### Requirement
Write out every entry exactly as it appears.

*-*-*

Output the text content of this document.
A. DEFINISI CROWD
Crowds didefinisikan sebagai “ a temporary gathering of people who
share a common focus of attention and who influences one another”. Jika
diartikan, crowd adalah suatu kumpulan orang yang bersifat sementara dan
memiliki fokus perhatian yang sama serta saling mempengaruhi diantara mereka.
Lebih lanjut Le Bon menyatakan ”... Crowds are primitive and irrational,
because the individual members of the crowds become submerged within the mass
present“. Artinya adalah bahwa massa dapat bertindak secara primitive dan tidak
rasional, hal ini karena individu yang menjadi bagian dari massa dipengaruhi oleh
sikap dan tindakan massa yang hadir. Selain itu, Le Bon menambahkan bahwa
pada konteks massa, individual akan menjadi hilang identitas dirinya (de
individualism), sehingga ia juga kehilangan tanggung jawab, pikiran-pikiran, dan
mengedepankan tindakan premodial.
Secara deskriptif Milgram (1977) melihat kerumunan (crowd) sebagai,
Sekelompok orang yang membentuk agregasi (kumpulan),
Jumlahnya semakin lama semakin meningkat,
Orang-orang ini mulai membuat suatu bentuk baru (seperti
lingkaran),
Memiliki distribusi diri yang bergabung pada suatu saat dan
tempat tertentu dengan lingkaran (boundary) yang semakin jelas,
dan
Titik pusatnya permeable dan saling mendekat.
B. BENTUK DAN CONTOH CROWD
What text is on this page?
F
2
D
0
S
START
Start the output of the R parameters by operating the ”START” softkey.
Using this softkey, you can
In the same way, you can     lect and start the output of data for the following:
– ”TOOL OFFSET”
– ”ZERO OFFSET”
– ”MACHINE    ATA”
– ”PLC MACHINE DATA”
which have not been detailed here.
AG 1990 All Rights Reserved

*-*-*

### Finished exercise
Output the text content of this document.
A. DEFINISI CROWD
Crowds didefinisikan sebagai “ a temporary gathering of people who
share a common focus of attention and who influences one another”. Jika
diartikan, crowd adalah suatu kumpulan orang yang bersifat sementara dan
memiliki fokus perhatian yang sama serta saling mempengaruhi diantara mereka.
Lebih lanjut Le Bon menyatakan ”... Crowds are primitive and irrational,
because the individual members of the crowds become submerged within the mass
present“. Artinya adalah bahwa massa dapat bertindak secara primitive dan tidak
rasional, hal ini karena individu yang menjadi bagian dari massa dipengaruhi oleh
sikap dan tindakan massa yang hadir. Selain itu, Le Bon menambahkan bahwa
pada konteks massa, individual akan menjadi hilang identitas dirinya (de
individualism), sehingga ia juga kehilangan tanggung jawab, pikiran-pikiran, dan
mengedepankan tindakan premodial.
Secara deskriptif Milgram (1977) melihat kerumunan (crowd) sebagai,
Sekelompok orang yang membentuk agregasi (kumpulan),
Jumlahnya semakin lama semakin meningkat,
Orang-orang ini mulai membuat suatu bentuk baru (seperti
lingkaran),
Memiliki distribusi diri yang bergabung pada suatu saat dan
tempat tertentu dengan lingkaran (boundary) yang semakin jelas,
dan
Titik pusatnya permeable dan saling mendekat.
B. BENTUK DAN CONTOH CROWD
What text is on this page?
F
2
D
0
S
START
Start the output of the R parameters by operating the ”START” softkey.
Using this softkey, you can
In the same way, you can     lect and start the output of data for the following:
– ”TOOL OFFSET”
– ”ZERO OFFSET”
– ”MACHINE    ATA”
– ”PLC MACHINE DATA”
which have not been detailed here.
AG 1990 All Rights Reserved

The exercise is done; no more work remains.